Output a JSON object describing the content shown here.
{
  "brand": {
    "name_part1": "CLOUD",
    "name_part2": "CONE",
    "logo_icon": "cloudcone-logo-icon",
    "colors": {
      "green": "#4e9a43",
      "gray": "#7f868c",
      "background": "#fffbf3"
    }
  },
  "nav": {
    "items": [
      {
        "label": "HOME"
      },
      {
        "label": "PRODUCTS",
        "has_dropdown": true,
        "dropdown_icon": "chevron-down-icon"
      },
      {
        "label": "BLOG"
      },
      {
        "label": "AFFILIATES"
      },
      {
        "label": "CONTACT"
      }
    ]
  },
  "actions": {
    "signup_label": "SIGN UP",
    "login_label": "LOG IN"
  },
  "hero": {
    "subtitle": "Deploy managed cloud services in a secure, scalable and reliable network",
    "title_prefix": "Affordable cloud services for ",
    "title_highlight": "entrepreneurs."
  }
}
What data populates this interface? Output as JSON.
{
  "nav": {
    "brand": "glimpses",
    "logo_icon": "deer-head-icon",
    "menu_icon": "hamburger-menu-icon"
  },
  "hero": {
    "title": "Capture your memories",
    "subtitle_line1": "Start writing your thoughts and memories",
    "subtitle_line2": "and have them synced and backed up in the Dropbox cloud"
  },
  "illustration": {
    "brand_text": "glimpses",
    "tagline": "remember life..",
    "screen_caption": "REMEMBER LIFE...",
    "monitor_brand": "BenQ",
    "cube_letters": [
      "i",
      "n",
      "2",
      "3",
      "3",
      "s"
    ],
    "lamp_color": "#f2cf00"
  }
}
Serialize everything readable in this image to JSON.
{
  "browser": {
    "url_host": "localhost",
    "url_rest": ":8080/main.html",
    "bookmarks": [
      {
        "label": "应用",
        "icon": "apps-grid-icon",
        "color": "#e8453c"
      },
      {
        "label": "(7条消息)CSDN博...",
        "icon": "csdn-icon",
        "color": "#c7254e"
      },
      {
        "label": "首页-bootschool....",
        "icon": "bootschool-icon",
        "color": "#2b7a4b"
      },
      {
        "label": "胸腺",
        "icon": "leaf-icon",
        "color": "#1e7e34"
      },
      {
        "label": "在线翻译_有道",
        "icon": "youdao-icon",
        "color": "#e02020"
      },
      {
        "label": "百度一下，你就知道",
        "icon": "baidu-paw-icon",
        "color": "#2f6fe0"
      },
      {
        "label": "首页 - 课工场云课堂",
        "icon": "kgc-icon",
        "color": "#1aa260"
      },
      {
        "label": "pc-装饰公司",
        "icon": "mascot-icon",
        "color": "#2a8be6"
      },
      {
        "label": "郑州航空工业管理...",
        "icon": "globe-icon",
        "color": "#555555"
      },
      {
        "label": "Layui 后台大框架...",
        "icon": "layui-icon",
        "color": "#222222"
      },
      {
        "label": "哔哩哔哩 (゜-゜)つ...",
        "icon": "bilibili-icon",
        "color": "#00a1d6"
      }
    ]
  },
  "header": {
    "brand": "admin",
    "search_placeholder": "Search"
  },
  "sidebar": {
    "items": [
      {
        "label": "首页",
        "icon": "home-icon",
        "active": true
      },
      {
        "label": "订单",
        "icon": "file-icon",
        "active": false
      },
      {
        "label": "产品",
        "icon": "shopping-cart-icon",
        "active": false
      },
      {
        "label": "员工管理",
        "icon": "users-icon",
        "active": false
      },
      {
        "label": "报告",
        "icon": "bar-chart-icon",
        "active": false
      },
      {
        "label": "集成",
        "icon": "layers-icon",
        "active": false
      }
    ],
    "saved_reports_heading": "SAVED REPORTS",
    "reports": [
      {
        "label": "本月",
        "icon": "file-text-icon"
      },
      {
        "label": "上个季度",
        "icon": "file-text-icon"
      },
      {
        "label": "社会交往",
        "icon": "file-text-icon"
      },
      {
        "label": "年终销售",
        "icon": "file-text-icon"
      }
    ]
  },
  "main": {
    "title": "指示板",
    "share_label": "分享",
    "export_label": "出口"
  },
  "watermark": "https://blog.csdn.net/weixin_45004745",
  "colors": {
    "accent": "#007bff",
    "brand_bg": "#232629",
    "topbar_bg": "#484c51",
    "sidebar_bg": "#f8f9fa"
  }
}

———

§ **The exercise**
Reproduce the entire listing word for word.

§ **Exercise response**
Output a JSON object describing the content shown here.
{
  "brand": {
    "name_part1": "CLOUD",
    "name_part2": "CONE",
    "logo_icon": "cloudcone-logo-icon",
    "colors": {
      "green": "#4e9a43",
      "gray": "#7f868c",
      "background": "#fffbf3"
    }
  },
  "nav": {
    "items": [
      {
        "label": "HOME"
      },
      {
        "label": "PRODUCTS",
        "has_dropdown": true,
        "dropdown_icon": "chevron-down-icon"
      },
      {
        "label": "BLOG"
      },
      {
        "label": "AFFILIATES"
      },
      {
        "label": "CONTACT"
      }
    ]
  },
  "actions": {
    "signup_label": "SIGN UP",
    "login_label": "LOG IN"
  },
  "hero": {
    "subtitle": "Deploy managed cloud services in a secure, scalable and reliable network",
    "title_prefix": "Affordable cloud services for ",
    "title_highlight": "entrepreneurs."
  }
}
What data populates this interface? Output as JSON.
{
  "nav": {
    "brand": "glimpses",
    "logo_icon": "deer-head-icon",
    "menu_icon": "hamburger-menu-icon"
  },
  "hero": {
    "title": "Capture your memories",
    "subtitle_line1": "Start writing your thoughts and memories",
    "subtitle_line2": "and have them synced and backed up in the Dropbox cloud"
  },
  "illustration": {
    "brand_text": "glimpses",
    "tagline": "remember life..",
    "screen_caption": "REMEMBER LIFE...",
    "monitor_brand": "BenQ",
    "cube_letters": [
      "i",
      "n",
      "2",
      "3",
      "3",
      "s"
    ],
    "lamp_color": "#f2cf00"
  }
}
Serialize everything readable in this image to JSON.
{
  "browser": {
    "url_host": "localhost",
    "url_rest": ":8080/main.html",
    "bookmarks": [
      {
        "label": "应用",
        "icon": "apps-grid-icon",
        "color": "#e8453c"
      },
      {
        "label": "(7条消息)CSDN博...",
        "icon": "csdn-icon",
        "color": "#c7254e"
      },
      {
        "label": "首页-bootschool....",
        "icon": "bootschool-icon",
        "color": "#2b7a4b"
      },
      {
        "label": "胸腺",
        "icon": "leaf-icon",
        "color": "#1e7e34"
      },
      {
        "label": "在线翻译_有道",
        "icon": "youdao-icon",
        "color": "#e02020"
      },
      {
        "label": "百度一下，你就知道",
        "icon": "baidu-paw-icon",
        "color": "#2f6fe0"
      },
      {
        "label": "首页 - 课工场云课堂",
        "icon": "kgc-icon",
        "color": "#1aa260"
      },
      {
        "label": "pc-装饰公司",
        "icon": "mascot-icon",
        "color": "#2a8be6"
      },
      {
        "label": "郑州航空工业管理...",
        "icon": "globe-icon",
        "color": "#555555"
      },
      {
        "label": "Layui 后台大框架...",
        "icon": "layui-icon",
        "color": "#222222"
      },
      {
        "label": "哔哩哔哩 (゜-゜)つ...",
        "icon": "bilibili-icon",
        "color": "#00a1d6"
      }
    ]
  },
  "header": {
    "brand": "admin",
    "search_placeholder": "Search"
  },
  "sidebar": {
    "items": [
      {
        "label": "首页",
        "icon": "home-icon",
        "active": true
      },
      {
        "label": "订单",
        "icon": "file-icon",
        "active": false
      },
      {
        "label": "产品",
        "icon": "shopping-cart-icon",
        "active": false
      },
      {
        "label": "员工管理",
        "icon": "users-icon",
        "active": false
      },
      {
        "label": "报告",
        "icon": "bar-chart-icon",
        "active": false
      },
      {
        "label": "集成",
        "icon": "layers-icon",
        "active": false
      }
    ],
    "saved_reports_heading": "SAVED REPORTS",
    "reports": [
      {
        "label": "本月",
        "icon": "file-text-icon"
      },
      {
        "label": "上个季度",
        "icon": "file-text-icon"
      },
      {
        "label": "社会交往",
        "icon": "file-text-icon"
      },
      {
        "label": "年终销售",
        "icon": "file-text-icon"
      }
    ]
  },
  "main": {
    "title": "指示板",
    "share_label": "分享",
    "export_label": "出口"
  },
  "watermark": "https://blog.csdn.net/weixin_45004745",
  "colors": {
    "accent": "#007bff",
    "brand_bg": "#232629",
    "topbar_bg": "#484c51",
    "sidebar_bg": "#f8f9fa"
  }
}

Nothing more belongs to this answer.